RECORDED INFORMATION >>
>>>
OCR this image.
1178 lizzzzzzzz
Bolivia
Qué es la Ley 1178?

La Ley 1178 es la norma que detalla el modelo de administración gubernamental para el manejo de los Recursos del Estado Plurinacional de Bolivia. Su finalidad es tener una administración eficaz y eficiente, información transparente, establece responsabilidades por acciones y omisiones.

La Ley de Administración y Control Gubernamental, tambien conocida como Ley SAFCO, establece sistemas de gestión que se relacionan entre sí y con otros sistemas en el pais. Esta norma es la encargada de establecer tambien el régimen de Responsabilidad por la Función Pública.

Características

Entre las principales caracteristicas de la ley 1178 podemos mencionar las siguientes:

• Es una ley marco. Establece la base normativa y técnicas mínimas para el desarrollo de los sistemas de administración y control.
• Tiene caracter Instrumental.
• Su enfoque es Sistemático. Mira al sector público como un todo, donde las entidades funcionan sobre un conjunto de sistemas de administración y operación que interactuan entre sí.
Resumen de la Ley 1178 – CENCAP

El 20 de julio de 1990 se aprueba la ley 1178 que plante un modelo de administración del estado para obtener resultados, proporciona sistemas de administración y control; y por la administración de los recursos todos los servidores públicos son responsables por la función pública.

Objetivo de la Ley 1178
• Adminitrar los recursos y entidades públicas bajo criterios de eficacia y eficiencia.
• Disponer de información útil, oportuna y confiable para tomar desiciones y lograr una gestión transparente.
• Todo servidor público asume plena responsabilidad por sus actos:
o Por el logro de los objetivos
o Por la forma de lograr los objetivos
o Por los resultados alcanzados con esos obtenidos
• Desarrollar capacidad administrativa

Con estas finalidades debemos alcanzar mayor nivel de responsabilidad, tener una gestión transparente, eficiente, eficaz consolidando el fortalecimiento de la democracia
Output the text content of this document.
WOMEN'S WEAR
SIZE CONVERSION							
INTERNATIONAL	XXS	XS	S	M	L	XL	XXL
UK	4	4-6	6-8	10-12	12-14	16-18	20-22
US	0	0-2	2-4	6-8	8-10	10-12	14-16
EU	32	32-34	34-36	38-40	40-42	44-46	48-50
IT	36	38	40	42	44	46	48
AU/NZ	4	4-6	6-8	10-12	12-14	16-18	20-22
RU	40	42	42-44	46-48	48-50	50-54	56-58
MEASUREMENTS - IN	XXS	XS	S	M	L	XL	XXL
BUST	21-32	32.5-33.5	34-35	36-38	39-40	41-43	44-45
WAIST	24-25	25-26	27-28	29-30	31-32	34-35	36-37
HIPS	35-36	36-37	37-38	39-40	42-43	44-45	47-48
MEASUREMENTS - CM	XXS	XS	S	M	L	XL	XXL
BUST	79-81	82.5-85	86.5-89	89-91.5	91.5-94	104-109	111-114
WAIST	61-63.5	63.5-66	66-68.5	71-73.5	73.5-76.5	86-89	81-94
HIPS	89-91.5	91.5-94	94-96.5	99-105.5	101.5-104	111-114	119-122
<<<
WHAT THIS TASK INVOLVES >> Provide an exact reproduction of all the entries shown above.

EXERCISE RESPONSE >>
OCR this image.
1178 lizzzzzzzz
Bolivia
Qué es la Ley 1178?

La Ley 1178 es la norma que detalla el modelo de administración gubernamental para el manejo de los Recursos del Estado Plurinacional de Bolivia. Su finalidad es tener una administración eficaz y eficiente, información transparente, establece responsabilidades por acciones y omisiones.

La Ley de Administración y Control Gubernamental, tambien conocida como Ley SAFCO, establece sistemas de gestión que se relacionan entre sí y con otros sistemas en el pais. Esta norma es la encargada de establecer tambien el régimen de Responsabilidad por la Función Pública.

Características

Entre las principales caracteristicas de la ley 1178 podemos mencionar las siguientes:

• Es una ley marco. Establece la base normativa y técnicas mínimas para el desarrollo de los sistemas de administración y control.
• Tiene caracter Instrumental.
• Su enfoque es Sistemático. Mira al sector público como un todo, donde las entidades funcionan sobre un conjunto de sistemas de administración y operación que interactuan entre sí.
Resumen de la Ley 1178 – CENCAP

El 20 de julio de 1990 se aprueba la ley 1178 que plante un modelo de administración del estado para obtener resultados, proporciona sistemas de administración y control; y por la administración de los recursos todos los servidores públicos son responsables por la función pública.

Objetivo de la Ley 1178
• Adminitrar los recursos y entidades públicas bajo criterios de eficacia y eficiencia.
• Disponer de información útil, oportuna y confiable para tomar desiciones y lograr una gestión transparente.
• Todo servidor público asume plena responsabilidad por sus actos:
o Por el logro de los objetivos
o Por la forma de lograr los objetivos
o Por los resultados alcanzados con esos obtenidos
• Desarrollar capacidad administrativa

Con estas finalidades debemos alcanzar mayor nivel de responsabilidad, tener una gestión transparente, eficiente, eficaz consolidando el fortalecimiento de la democracia
Output the text content of this document.
WOMEN'S WEAR
SIZE CONVERSION							
INTERNATIONAL	XXS	XS	S	M	L	XL	XXL
UK	4	4-6	6-8	10-12	12-14	16-18	20-22
US	0	0-2	2-4	6-8	8-10	10-12	14-16
EU	32	32-34	34-36	38-40	40-42	44-46	48-50
IT	36	38	40	42	44	46	48
AU/NZ	4	4-6	6-8	10-12	12-14	16-18	20-22
RU	40	42	42-44	46-48	48-50	50-54	56-58
MEASUREMENTS - IN	XXS	XS	S	M	L	XL	XXL
BUST	21-32	32.5-33.5	34-35	36-38	39-40	41-43	44-45
WAIST	24-25	25-26	27-28	29-30	31-32	34-35	36-37
HIPS	35-36	36-37	37-38	39-40	42-43	44-45	47-48
MEASUREMENTS - CM	XXS	XS	S	M	L	XL	XXL
BUST	79-81	82.5-85	86.5-89	89-91.5	91.5-94	104-109	111-114
WAIST	61-63.5	63.5-66	66-68.5	71-73.5	73.5-76.5	86-89	81-94
HIPS	89-91.5	91.5-94	94-96.5	99-105.5	101.5-104	111-114	119-122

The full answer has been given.